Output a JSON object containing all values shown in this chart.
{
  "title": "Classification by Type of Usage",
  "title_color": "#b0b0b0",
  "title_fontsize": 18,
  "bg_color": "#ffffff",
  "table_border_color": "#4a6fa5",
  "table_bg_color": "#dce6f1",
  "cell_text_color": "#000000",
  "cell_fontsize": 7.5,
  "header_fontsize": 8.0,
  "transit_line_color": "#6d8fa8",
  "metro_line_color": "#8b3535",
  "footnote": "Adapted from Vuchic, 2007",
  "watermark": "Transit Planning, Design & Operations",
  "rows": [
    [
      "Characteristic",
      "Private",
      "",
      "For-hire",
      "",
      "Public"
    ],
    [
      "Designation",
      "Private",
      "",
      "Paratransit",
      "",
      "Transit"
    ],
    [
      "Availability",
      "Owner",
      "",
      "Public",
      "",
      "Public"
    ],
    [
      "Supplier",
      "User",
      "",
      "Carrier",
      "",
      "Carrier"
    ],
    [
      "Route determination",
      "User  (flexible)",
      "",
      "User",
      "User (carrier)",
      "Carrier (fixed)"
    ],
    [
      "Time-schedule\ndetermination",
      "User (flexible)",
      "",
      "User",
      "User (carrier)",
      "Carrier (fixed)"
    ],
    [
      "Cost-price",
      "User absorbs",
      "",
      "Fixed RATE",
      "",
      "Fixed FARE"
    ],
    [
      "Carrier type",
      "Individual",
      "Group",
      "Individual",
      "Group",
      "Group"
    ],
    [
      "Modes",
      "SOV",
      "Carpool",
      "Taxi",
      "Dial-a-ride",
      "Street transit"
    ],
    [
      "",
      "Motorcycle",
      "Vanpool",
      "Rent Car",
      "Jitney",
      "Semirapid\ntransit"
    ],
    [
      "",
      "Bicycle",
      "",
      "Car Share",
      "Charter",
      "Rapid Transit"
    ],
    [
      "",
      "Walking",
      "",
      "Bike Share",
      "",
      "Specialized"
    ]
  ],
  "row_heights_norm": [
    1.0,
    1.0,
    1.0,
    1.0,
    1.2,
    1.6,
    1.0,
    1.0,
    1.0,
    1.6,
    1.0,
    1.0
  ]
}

■ To be done ■
Return each line of the records above exactly as it reads.

■ Correct answer ■
Output a JSON object containing all values shown in this chart.
{
  "title": "Classification by Type of Usage",
  "title_color": "#b0b0b0",
  "title_fontsize": 18,
  "bg_color": "#ffffff",
  "table_border_color": "#4a6fa5",
  "table_bg_color": "#dce6f1",
  "cell_text_color": "#000000",
  "cell_fontsize": 7.5,
  "header_fontsize": 8.0,
  "transit_line_color": "#6d8fa8",
  "metro_line_color": "#8b3535",
  "footnote": "Adapted from Vuchic, 2007",
  "watermark": "Transit Planning, Design & Operations",
  "rows": [
    [
      "Characteristic",
      "Private",
      "",
      "For-hire",
      "",
      "Public"
    ],
    [
      "Designation",
      "Private",
      "",
      "Paratransit",
      "",
      "Transit"
    ],
    [
      "Availability",
      "Owner",
      "",
      "Public",
      "",
      "Public"
    ],
    [
      "Supplier",
      "User",
      "",
      "Carrier",
      "",
      "Carrier"
    ],
    [
      "Route determination",
      "User  (flexible)",
      "",
      "User",
      "User (carrier)",
      "Carrier (fixed)"
    ],
    [
      "Time-schedule\ndetermination",
      "User (flexible)",
      "",
      "User",
      "User (carrier)",
      "Carrier (fixed)"
    ],
    [
      "Cost-price",
      "User absorbs",
      "",
      "Fixed RATE",
      "",
      "Fixed FARE"
    ],
    [
      "Carrier type",
      "Individual",
      "Group",
      "Individual",
      "Group",
      "Group"
    ],
    [
      "Modes",
      "SOV",
      "Carpool",
      "Taxi",
      "Dial-a-ride",
      "Street transit"
    ],
    [
      "",
      "Motorcycle",
      "Vanpool",
      "Rent Car",
      "Jitney",
      "Semirapid\ntransit"
    ],
    [
      "",
      "Bicycle",
      "",
      "Car Share",
      "Charter",
      "Rapid Transit"
    ],
    [
      "",
      "Walking",
      "",
      "Bike Share",
      "",
      "Specialized"
    ]
  ],
  "row_heights_norm": [
    1.0,
    1.0,
    1.0,
    1.0,
    1.2,
    1.6,
    1.0,
    1.0,
    1.0,
    1.6,
    1.0,
    1.0
  ]
}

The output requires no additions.